Extracts from a graphics dataset
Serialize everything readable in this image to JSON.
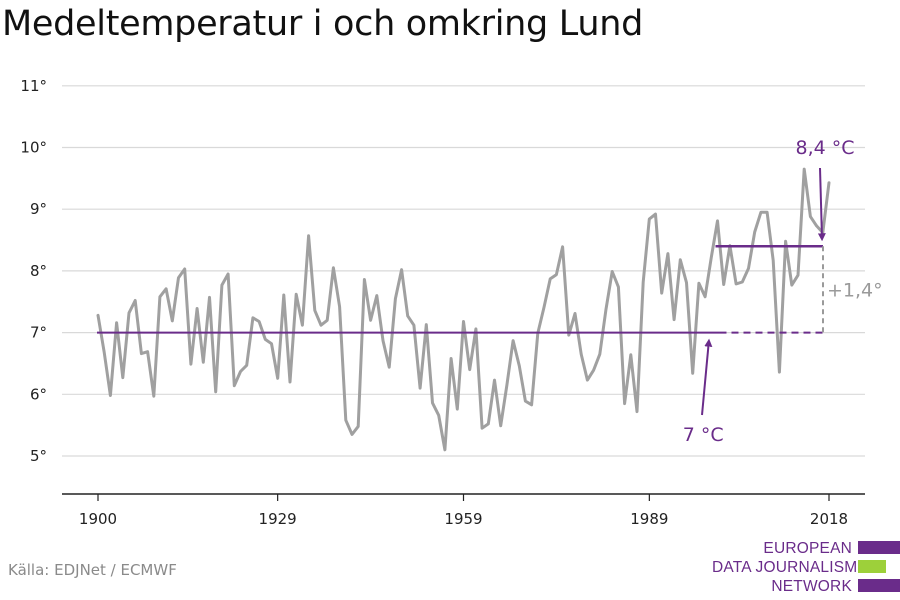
{
  "title": "Medeltemperatur i och omkring Lund",
  "source": "Källa: EDJNet / ECMWF",
  "logo": {
    "lines": [
      "EUROPEAN",
      "DATA JOURNALISM",
      "NETWORK"
    ],
    "colors": [
      "#6a2c8a",
      "#9dd03a",
      "#6a2c8a"
    ]
  },
  "colors": {
    "series": "#a0a0a0",
    "baseline": "#6a2c8a",
    "grid": "#d9d9d9",
    "axis": "#222222",
    "delta": "#9a9a9a"
  },
  "chart_data": {
    "type": "line",
    "title": "Medeltemperatur i och omkring Lund",
    "xlabel": "",
    "ylabel": "",
    "xlim": [
      1900,
      2018
    ],
    "ylim": [
      5,
      11
    ],
    "grid": true,
    "x_ticks": [
      1900,
      1929,
      1959,
      1989,
      2018
    ],
    "x_tick_labels": [
      "1900",
      "1929",
      "1959",
      "1989",
      "2018"
    ],
    "y_ticks": [
      5,
      6,
      7,
      8,
      9,
      10,
      11
    ],
    "y_tick_labels": [
      "5°",
      "6°",
      "7°",
      "8°",
      "9°",
      "10°",
      "11°"
    ],
    "series": [
      {
        "name": "",
        "x": [
          1900,
          1901,
          1902,
          1903,
          1904,
          1905,
          1906,
          1907,
          1908,
          1909,
          1910,
          1911,
          1912,
          1913,
          1914,
          1915,
          1916,
          1917,
          1918,
          1919,
          1920,
          1921,
          1922,
          1923,
          1924,
          1925,
          1926,
          1927,
          1928,
          1929,
          1930,
          1931,
          1932,
          1933,
          1934,
          1935,
          1936,
          1937,
          1938,
          1939,
          1940,
          1941,
          1942,
          1943,
          1944,
          1945,
          1946,
          1947,
          1948,
          1949,
          1950,
          1951,
          1952,
          1953,
          1954,
          1955,
          1956,
          1957,
          1958,
          1959,
          1960,
          1961,
          1962,
          1963,
          1964,
          1965,
          1966,
          1967,
          1968,
          1969,
          1970,
          1971,
          1972,
          1973,
          1974,
          1975,
          1976,
          1977,
          1978,
          1979,
          1980,
          1981,
          1982,
          1983,
          1984,
          1985,
          1986,
          1987,
          1988,
          1989,
          1990,
          1991,
          1992,
          1993,
          1994,
          1995,
          1996,
          1997,
          1998,
          1999,
          2000,
          2001,
          2002,
          2003,
          2004,
          2005,
          2006,
          2007,
          2008,
          2009,
          2010,
          2011,
          2012,
          2013,
          2014,
          2015,
          2016,
          2017,
          2018
        ],
        "y": [
          7.28,
          6.68,
          5.98,
          7.16,
          6.27,
          7.32,
          7.52,
          6.66,
          6.69,
          5.97,
          7.58,
          7.71,
          7.19,
          7.89,
          8.03,
          6.49,
          7.39,
          6.52,
          7.57,
          6.04,
          7.77,
          7.95,
          6.14,
          6.37,
          6.47,
          7.24,
          7.18,
          6.89,
          6.82,
          6.26,
          7.61,
          6.2,
          7.62,
          7.12,
          8.57,
          7.36,
          7.12,
          7.2,
          8.05,
          7.42,
          5.58,
          5.35,
          5.48,
          7.86,
          7.2,
          7.6,
          6.87,
          6.44,
          7.55,
          8.02,
          7.27,
          7.12,
          6.1,
          7.13,
          5.86,
          5.66,
          5.1,
          6.58,
          5.76,
          7.18,
          6.4,
          7.06,
          5.45,
          5.52,
          6.23,
          5.49,
          6.15,
          6.87,
          6.46,
          5.89,
          5.83,
          6.99,
          7.41,
          7.87,
          7.94,
          8.39,
          6.96,
          7.31,
          6.65,
          6.23,
          6.39,
          6.65,
          7.38,
          7.99,
          7.74,
          5.85,
          6.64,
          5.72,
          7.82,
          8.84,
          8.92,
          7.64,
          8.28,
          7.21,
          8.18,
          7.81,
          6.34,
          7.8,
          7.58,
          8.22,
          8.81,
          7.78,
          8.41,
          7.79,
          7.82,
          8.04,
          8.63,
          8.95,
          8.95,
          8.17,
          6.36,
          8.48,
          7.77,
          7.93,
          9.65,
          8.88,
          8.73,
          8.62,
          9.43
        ]
      }
    ],
    "annotations": {
      "baseline_label": "7 °C",
      "baseline_value": 7.0,
      "recent_label": "8,4 °C",
      "recent_value": 8.4,
      "recent_start": 2000,
      "difference_label": "+1,4°"
    }
  }
}
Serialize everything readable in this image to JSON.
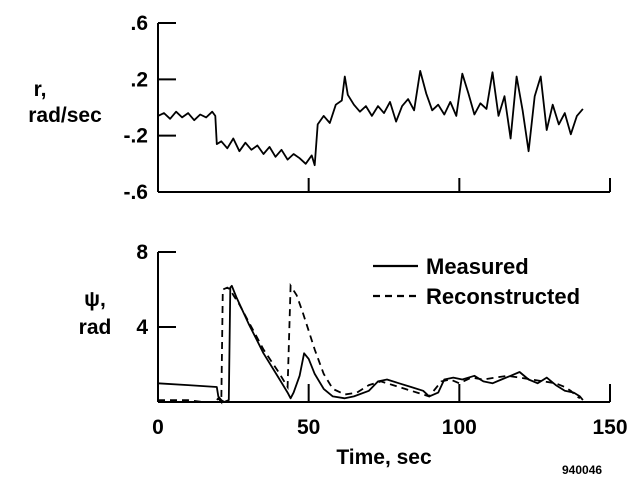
{
  "figure_id": "940046",
  "chart_data": [
    {
      "type": "line",
      "ylabel_lines": [
        "r,",
        "rad/sec"
      ],
      "xlim": [
        0,
        150
      ],
      "ylim": [
        -0.6,
        0.6
      ],
      "y_ticks": [
        0.6,
        0.2,
        -0.2,
        -0.6
      ],
      "y_tick_labels": [
        ".6",
        ".2",
        "-.2",
        "-.6"
      ],
      "x_ticks": [
        50,
        100,
        150
      ],
      "series": [
        {
          "style": "solid",
          "x": [
            0,
            2,
            4,
            6,
            8,
            10,
            12,
            14,
            16,
            18,
            19,
            19.5,
            21,
            23,
            25,
            27,
            29,
            31,
            33,
            35,
            37,
            39,
            41,
            43,
            45,
            47,
            49,
            51,
            52,
            53,
            55,
            57,
            59,
            61,
            62,
            63,
            65,
            67,
            69,
            71,
            73,
            75,
            77,
            79,
            81,
            83,
            85,
            87,
            89,
            91,
            93,
            95,
            97,
            99,
            101,
            103,
            105,
            107,
            109,
            111,
            113,
            115,
            117,
            119,
            121,
            123,
            125,
            127,
            129,
            131,
            133,
            135,
            137,
            139,
            141
          ],
          "y": [
            -0.06,
            -0.04,
            -0.08,
            -0.03,
            -0.07,
            -0.04,
            -0.09,
            -0.05,
            -0.07,
            -0.03,
            -0.06,
            -0.26,
            -0.24,
            -0.29,
            -0.22,
            -0.31,
            -0.25,
            -0.3,
            -0.27,
            -0.33,
            -0.28,
            -0.35,
            -0.3,
            -0.37,
            -0.33,
            -0.36,
            -0.4,
            -0.34,
            -0.41,
            -0.12,
            -0.06,
            -0.11,
            0.02,
            0.05,
            0.22,
            0.09,
            0.02,
            -0.03,
            0.01,
            -0.06,
            0.01,
            -0.04,
            0.04,
            -0.1,
            0.01,
            0.06,
            -0.02,
            0.26,
            0.1,
            -0.02,
            0.02,
            -0.05,
            0.04,
            -0.06,
            0.24,
            0.1,
            -0.05,
            0.03,
            -0.01,
            0.25,
            -0.06,
            0.08,
            -0.22,
            0.22,
            -0.02,
            -0.31,
            0.08,
            0.22,
            -0.16,
            0.02,
            -0.12,
            -0.04,
            -0.19,
            -0.06,
            -0.01
          ]
        }
      ]
    },
    {
      "type": "line",
      "ylabel_lines": [
        "ψ,",
        "rad"
      ],
      "xlabel": "Time, sec",
      "xlim": [
        0,
        150
      ],
      "ylim": [
        0,
        8
      ],
      "y_ticks": [
        8,
        4
      ],
      "y_tick_labels": [
        "8",
        "4"
      ],
      "x_ticks": [
        0,
        50,
        100,
        150
      ],
      "x_tick_labels": [
        "0",
        "50",
        "100",
        "150"
      ],
      "series": [
        {
          "name": "Measured",
          "style": "solid",
          "x": [
            0,
            10,
            19.5,
            20,
            21,
            22,
            23.5,
            24,
            24.5,
            26,
            30,
            35,
            40,
            43,
            44,
            45,
            47,
            48.5,
            50,
            52,
            55,
            58,
            62,
            65,
            70,
            73,
            76,
            80,
            84,
            88,
            90,
            93,
            95,
            98,
            101,
            105,
            108,
            111,
            114,
            117,
            120,
            123,
            126,
            129,
            132,
            135,
            138,
            140,
            141
          ],
          "y": [
            1.0,
            0.9,
            0.8,
            0.3,
            0.1,
            0.0,
            0.1,
            6.1,
            6.2,
            5.6,
            4.2,
            2.6,
            1.3,
            0.5,
            0.2,
            0.5,
            1.4,
            2.6,
            2.3,
            1.5,
            0.7,
            0.3,
            0.2,
            0.3,
            0.6,
            1.1,
            1.2,
            1.0,
            0.8,
            0.6,
            0.3,
            0.5,
            1.2,
            1.3,
            1.2,
            1.4,
            1.1,
            1.0,
            1.2,
            1.4,
            1.6,
            1.2,
            1.0,
            1.3,
            0.9,
            0.6,
            0.5,
            0.3,
            0.1
          ]
        },
        {
          "name": "Reconstructed",
          "style": "dashed",
          "x": [
            0,
            5,
            10,
            15,
            17,
            19,
            20,
            21,
            21.5,
            23,
            24,
            25,
            27,
            30,
            35,
            40,
            43,
            44,
            46,
            48,
            50,
            52,
            55,
            58,
            62,
            66,
            70,
            74,
            78,
            82,
            86,
            90,
            94,
            97,
            100,
            104,
            108,
            112,
            116,
            120,
            124,
            128,
            132,
            135,
            137,
            139,
            140
          ],
          "y": [
            0.1,
            0.1,
            0.1,
            0.0,
            0.0,
            0.0,
            0.2,
            0.0,
            6.0,
            6.1,
            6.0,
            5.7,
            5.2,
            4.3,
            2.8,
            1.6,
            0.8,
            6.2,
            5.7,
            4.8,
            3.8,
            2.8,
            1.5,
            0.7,
            0.4,
            0.5,
            0.9,
            1.1,
            0.9,
            0.7,
            0.5,
            0.3,
            1.1,
            1.2,
            1.0,
            1.3,
            1.2,
            1.3,
            1.4,
            1.3,
            1.2,
            1.1,
            1.0,
            0.8,
            0.6,
            0.3,
            0.2
          ]
        }
      ]
    }
  ]
}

THE REQUEST
Locate the word "Lund" in the records and collect each line it appears in.

THE COMPLETED TASK
  "title": "Medeltemperatur i och omkring Lund",
    "title": "Medeltemperatur i och omkring Lund",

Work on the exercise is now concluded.